Directive 1: According to the esport stats write-up, how many requests per hour does PandaScore's free tier allow?
Directive 2: Reproduce a passage of the esport stats write-up word for word, beginning at the words "The starting point" and stopping after "not a census.".

* BEGIN Supplied text *

Booting · 00:00:00

Tom LEFRERE · Data Scientist

Raw data. A signal.

0%
EN FR

← Portfolio

· css · data · html · jupyter · numpy · pandas · playwright · plotly · python

Esport Stats, a small data investigation on pro scenes

A personal project starting from a silly question (who are the youngest? who are the oldest?) that ended as a small editorial report with Python, Plotly, a printable PDF, and a few methodological traps along the way. Here's how it went.

Esport Stats, a small data investigation on pro scenes

A data project done over a weekend, starting from a silly question about pro players’ ages, that ended as a 15-page editorial report. One of those things you start on a Saturday evening thinking “OK, quick one”, and obviously not at all.

So it all started from a curiosity one evening. I was wondering, it’s something we often hear without checking, whether it was true that FPS scenes end careers early, and that Dota 2 is full of veterans hanging around for ten years. I wanted a clean, quantified answer, and while I was at it, something not too ugly to look at. So I opened a notebook, told myself I’d wrap it up in two hours, and obviously it took a bit more.

The starting point

The initial idea was to scrape Liquipedia, output a bar chart, move on. I quickly changed my mind when I found PandaScore, a well-made esport API, especially for anyone who wants structured data without parsing unstable HTML. 1,000 requests per hour on the free tier, clean endpoints for players, teams, tournaments. Plenty for this kind of exercise.

I picked six games: League of Legends, Counter-Strike, Dota 2, Valorant, Rainbow 6 Siege and Overwatch. The plan was to only look at tier S, the elite (LCK, LEC, VCT Masters, BLAST Major, The International, that kind of thing), and only active players. No semi-pro, no retired players still lingering in the DB. A 2026 snapshot, not a census.

* END Supplied text *
* BEGIN Given information *

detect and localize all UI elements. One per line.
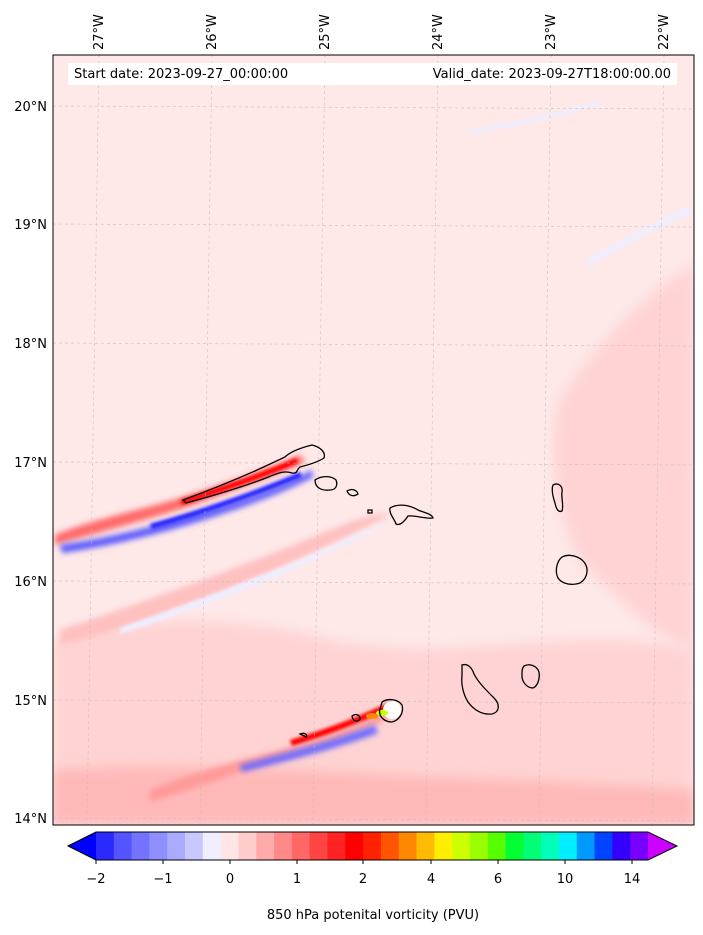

* END Given information *

Right answer 1: 1,000 requests per hour.

Right answer 2:
The starting point

The initial idea was to scrape Liquipedia, output a bar chart, move on. I quickly changed my mind when I found PandaScore, a well-made esport API, especially for anyone who wants structured data without parsing unstable HTML. 1,000 requests per hour on the free tier, clean endpoints for players, teams, tournaments. Plenty for this kind of exercise.

I picked six games: League of Legends, Counter-Strike, Dota 2, Valorant, Rainbow 6 Siege and Overwatch. The plan was to only look at tier S, the elite (LCK, LEC, VCT Masters, BLAST Major, The International, that kind of thing), and only active players. No semi-pro, no retired players still lingering in the DB. A 2026 snapshot, not a census.